## start Task input
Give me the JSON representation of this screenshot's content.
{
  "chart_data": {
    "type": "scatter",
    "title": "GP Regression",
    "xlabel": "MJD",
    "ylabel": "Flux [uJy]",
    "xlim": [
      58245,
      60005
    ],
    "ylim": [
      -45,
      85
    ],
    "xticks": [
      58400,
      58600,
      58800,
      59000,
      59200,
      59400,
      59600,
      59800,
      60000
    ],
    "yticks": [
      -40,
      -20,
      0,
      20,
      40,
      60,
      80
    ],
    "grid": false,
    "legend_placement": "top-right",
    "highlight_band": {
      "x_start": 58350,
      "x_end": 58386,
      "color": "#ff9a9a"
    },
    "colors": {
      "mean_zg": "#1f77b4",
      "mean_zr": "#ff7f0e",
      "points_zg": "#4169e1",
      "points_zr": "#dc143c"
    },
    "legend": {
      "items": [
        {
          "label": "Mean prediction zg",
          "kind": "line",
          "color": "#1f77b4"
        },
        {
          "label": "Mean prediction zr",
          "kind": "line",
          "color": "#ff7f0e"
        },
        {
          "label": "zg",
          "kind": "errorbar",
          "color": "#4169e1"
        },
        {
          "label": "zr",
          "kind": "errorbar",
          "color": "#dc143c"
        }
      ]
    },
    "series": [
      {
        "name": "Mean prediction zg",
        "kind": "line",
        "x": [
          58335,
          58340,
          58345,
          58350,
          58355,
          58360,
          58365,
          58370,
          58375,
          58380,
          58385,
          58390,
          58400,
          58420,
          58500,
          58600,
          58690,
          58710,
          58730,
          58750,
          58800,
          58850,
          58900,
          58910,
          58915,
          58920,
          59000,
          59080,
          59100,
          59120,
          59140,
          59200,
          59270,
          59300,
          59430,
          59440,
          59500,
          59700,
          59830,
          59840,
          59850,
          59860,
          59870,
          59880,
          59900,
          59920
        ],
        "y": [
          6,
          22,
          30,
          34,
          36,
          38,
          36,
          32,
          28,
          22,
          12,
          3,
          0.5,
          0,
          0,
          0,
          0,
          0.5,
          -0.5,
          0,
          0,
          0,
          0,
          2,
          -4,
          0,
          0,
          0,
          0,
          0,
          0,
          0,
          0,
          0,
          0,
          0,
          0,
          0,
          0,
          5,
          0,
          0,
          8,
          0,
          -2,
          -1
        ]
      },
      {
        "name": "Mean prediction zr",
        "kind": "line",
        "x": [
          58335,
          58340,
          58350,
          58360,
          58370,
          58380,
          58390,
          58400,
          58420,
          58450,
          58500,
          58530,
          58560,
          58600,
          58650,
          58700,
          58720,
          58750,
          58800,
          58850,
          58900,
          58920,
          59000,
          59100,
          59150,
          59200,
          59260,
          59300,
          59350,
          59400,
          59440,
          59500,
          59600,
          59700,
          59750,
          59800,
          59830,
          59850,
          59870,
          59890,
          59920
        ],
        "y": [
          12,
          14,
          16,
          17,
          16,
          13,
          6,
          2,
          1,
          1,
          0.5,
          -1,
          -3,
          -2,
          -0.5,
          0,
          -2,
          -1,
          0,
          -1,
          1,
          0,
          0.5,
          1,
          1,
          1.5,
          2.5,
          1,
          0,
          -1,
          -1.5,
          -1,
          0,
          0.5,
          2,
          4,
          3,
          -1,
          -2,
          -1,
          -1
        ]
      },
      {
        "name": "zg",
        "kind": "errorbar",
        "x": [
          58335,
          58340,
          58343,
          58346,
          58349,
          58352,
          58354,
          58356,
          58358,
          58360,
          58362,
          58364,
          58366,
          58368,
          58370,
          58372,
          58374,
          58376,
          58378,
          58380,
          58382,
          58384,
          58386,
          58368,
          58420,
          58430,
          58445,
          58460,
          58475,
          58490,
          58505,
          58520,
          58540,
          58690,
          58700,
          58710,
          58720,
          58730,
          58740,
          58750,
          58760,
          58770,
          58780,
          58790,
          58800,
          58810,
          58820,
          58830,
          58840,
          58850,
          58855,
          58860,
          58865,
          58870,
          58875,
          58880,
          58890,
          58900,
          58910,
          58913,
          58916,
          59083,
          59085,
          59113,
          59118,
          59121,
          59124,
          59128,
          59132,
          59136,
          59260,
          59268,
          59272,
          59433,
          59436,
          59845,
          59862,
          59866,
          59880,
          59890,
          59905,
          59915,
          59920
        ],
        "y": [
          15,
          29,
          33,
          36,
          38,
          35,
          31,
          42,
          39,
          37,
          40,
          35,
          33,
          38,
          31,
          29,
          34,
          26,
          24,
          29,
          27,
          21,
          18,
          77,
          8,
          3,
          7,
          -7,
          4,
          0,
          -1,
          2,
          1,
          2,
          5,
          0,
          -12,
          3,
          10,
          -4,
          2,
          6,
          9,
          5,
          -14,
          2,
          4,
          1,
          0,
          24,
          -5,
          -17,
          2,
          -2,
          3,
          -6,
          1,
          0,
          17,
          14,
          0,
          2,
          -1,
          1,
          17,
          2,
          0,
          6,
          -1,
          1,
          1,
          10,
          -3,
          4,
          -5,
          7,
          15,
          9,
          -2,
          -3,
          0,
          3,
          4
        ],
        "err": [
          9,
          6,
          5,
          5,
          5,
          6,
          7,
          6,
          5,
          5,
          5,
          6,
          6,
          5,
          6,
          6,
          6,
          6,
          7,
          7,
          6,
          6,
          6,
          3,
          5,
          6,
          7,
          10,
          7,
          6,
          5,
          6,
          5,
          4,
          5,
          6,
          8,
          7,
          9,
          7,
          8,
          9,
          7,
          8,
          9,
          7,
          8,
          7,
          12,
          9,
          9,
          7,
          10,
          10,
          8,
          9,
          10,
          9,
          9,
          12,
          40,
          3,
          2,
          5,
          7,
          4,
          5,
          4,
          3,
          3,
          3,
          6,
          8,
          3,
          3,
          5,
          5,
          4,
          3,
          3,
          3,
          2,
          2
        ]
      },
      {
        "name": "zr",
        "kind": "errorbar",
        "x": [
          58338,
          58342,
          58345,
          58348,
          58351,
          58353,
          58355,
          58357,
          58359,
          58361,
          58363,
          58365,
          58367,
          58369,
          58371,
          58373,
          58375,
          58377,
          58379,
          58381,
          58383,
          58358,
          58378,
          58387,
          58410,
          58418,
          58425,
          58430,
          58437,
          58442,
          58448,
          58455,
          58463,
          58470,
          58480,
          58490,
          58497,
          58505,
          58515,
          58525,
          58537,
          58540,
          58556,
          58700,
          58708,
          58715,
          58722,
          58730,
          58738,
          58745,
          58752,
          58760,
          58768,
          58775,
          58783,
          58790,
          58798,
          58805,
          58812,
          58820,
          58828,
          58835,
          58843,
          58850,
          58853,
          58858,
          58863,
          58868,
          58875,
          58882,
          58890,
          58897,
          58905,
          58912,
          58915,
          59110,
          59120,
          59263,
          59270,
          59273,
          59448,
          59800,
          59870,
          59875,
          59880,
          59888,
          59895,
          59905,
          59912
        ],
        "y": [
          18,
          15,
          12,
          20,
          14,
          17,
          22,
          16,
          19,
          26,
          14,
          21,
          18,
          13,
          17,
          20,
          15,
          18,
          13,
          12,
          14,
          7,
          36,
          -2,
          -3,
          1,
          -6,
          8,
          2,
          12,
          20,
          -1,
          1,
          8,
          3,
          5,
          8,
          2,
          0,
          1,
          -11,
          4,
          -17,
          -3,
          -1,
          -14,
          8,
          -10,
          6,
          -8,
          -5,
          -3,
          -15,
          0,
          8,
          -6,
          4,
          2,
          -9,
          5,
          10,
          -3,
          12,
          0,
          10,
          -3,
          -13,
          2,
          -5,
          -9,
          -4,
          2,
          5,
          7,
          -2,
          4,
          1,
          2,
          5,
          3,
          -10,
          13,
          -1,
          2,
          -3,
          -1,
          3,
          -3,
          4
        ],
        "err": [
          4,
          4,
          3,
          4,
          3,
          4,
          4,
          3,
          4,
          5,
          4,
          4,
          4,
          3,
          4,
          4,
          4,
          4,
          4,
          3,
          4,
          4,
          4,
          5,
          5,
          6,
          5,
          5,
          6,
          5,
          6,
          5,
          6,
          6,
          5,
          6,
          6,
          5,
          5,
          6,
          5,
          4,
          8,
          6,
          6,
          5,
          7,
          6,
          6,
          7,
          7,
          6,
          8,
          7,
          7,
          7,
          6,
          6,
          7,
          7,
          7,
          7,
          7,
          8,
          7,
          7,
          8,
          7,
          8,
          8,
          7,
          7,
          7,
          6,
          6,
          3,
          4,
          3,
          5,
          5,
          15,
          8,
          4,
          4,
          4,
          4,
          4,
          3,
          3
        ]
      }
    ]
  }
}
## end Task input
Look for the word "name" in every line of the listing and copy the lines that have it.

Reply ->
        "name": "Mean prediction zg",
        "name": "Mean prediction zr",
        "name": "zg",
        "name": "zr",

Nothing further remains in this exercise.